**RECORDS SUPPLIED**
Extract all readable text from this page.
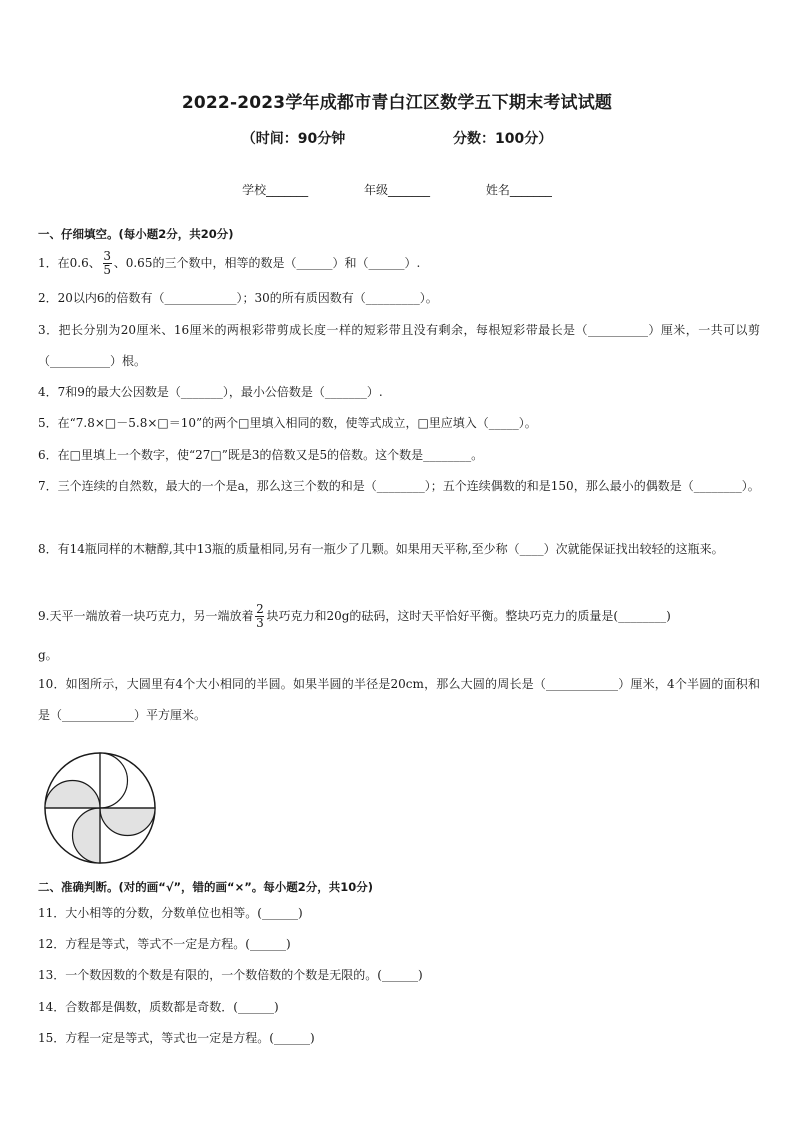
2022-2023学年成都市青白江区数学五下期末考试试题
（时间：90分钟	分数：100分）
学校_______	年级_______	姓名_______
一、仔细填空。(每小题2分，共20分)
1．在0.6、 $\frac{3}{5}$ 、0.65的三个数中，相等的数是（______）和（______）.
2．20以内6的倍数有（____________）；30的所有质因数有（_________）。
3．把长分别为20厘米、16厘米的两根彩带剪成长度一样的短彩带且没有剩余，每根短彩带最长是（__________）厘米，一共可以剪（__________）根。
4．7和9的最大公因数是（_______），最小公倍数是（_______）.
5．在“7.8×□－5.8×□＝10”的两个□里填入相同的数，使等式成立，□里应填入（_____）。
6．在□里填上一个数字，使“27□”既是3的倍数又是5的倍数。这个数是________。
7．三个连续的自然数，最大的一个是a，那么这三个数的和是（________）；五个连续偶数的和是150，那么最小的偶数是（________）。
8．有14瓶同样的木糖醇,其中13瓶的质量相同,另有一瓶少了几颗。如果用天平称,至少称（____）次就能保证找出较轻的这瓶来。
9.天平一端放着一块巧克力，另一端放着 $\frac{2}{3}$ 块巧克力和20g的砝码，这时天平恰好平衡。整块巧克力的质量是(________)
g。
10．如图所示，大圆里有4个大小相同的半圆。如果半圆的半径是20cm，那么大圆的周长是（____________）厘米，4个半圆的面积和是（____________）平方厘米。
二、准确判断。(对的画“√”，错的画“×”。每小题2分，共10分)
11．大小相等的分数，分数单位也相等。(______)
12．方程是等式，等式不一定是方程。(______)
13．一个数因数的个数是有限的，一个数倍数的个数是无限的。(______)
14．合数都是偶数，质数都是奇数．(______)
15．方程一定是等式，等式也一定是方程。(______)
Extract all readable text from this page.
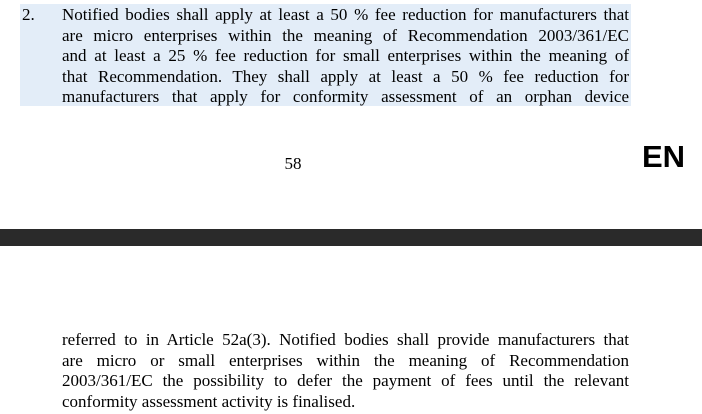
2. Notified bodies shall apply at least a 50 % fee reduction for manufacturers that
are micro enterprises within the meaning of Recommendation 2003/361/EC
and at least a 25 % fee reduction for small enterprises within the meaning of
that Recommendation. They shall apply at least a 50 % fee reduction for
manufacturers that apply for conformity assessment of an orphan device
58	EN
referred to in Article 52a(3). Notified bodies shall provide manufacturers that
are micro or small enterprises within the meaning of Recommendation
2003/361/EC the possibility to defer the payment of fees until the relevant
conformity assessment activity is finalised.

**WHAT TO DO**
Leave out the pictures and output every record above precisely as given.

**OUTPUT FOR THIS TASK**
Extract all readable text from this page.
2022-2023学年成都市青白江区数学五下期末考试试题
（时间：90分钟	分数：100分）
学校_______	年级_______	姓名_______
一、仔细填空。(每小题2分，共20分)
1．在0.6、 $\frac{3}{5}$ 、0.65的三个数中，相等的数是（______）和（______）.
2．20以内6的倍数有（____________）；30的所有质因数有（_________）。
3．把长分别为20厘米、16厘米的两根彩带剪成长度一样的短彩带且没有剩余，每根短彩带最长是（__________）厘米，一共可以剪（__________）根。
4．7和9的最大公因数是（_______），最小公倍数是（_______）.
5．在“7.8×□－5.8×□＝10”的两个□里填入相同的数，使等式成立，□里应填入（_____）。
6．在□里填上一个数字，使“27□”既是3的倍数又是5的倍数。这个数是________。
7．三个连续的自然数，最大的一个是a，那么这三个数的和是（________）；五个连续偶数的和是150，那么最小的偶数是（________）。
8．有14瓶同样的木糖醇,其中13瓶的质量相同,另有一瓶少了几颗。如果用天平称,至少称（____）次就能保证找出较轻的这瓶来。
9.天平一端放着一块巧克力，另一端放着 $\frac{2}{3}$ 块巧克力和20g的砝码，这时天平恰好平衡。整块巧克力的质量是(________)
g。
10．如图所示，大圆里有4个大小相同的半圆。如果半圆的半径是20cm，那么大圆的周长是（____________）厘米，4个半圆的面积和是（____________）平方厘米。
二、准确判断。(对的画“√”，错的画“×”。每小题2分，共10分)
11．大小相等的分数，分数单位也相等。(______)
12．方程是等式，等式不一定是方程。(______)
13．一个数因数的个数是有限的，一个数倍数的个数是无限的。(______)
14．合数都是偶数，质数都是奇数．(______)
15．方程一定是等式，等式也一定是方程。(______)
Extract all readable text from this page.
2. Notified bodies shall apply at least a 50 % fee reduction for manufacturers that
are micro enterprises within the meaning of Recommendation 2003/361/EC
and at least a 25 % fee reduction for small enterprises within the meaning of
that Recommendation. They shall apply at least a 50 % fee reduction for
manufacturers that apply for conformity assessment of an orphan device
58	EN
referred to in Article 52a(3). Notified bodies shall provide manufacturers that
are micro or small enterprises within the meaning of Recommendation
2003/361/EC the possibility to defer the payment of fees until the relevant
conformity assessment activity is finalised.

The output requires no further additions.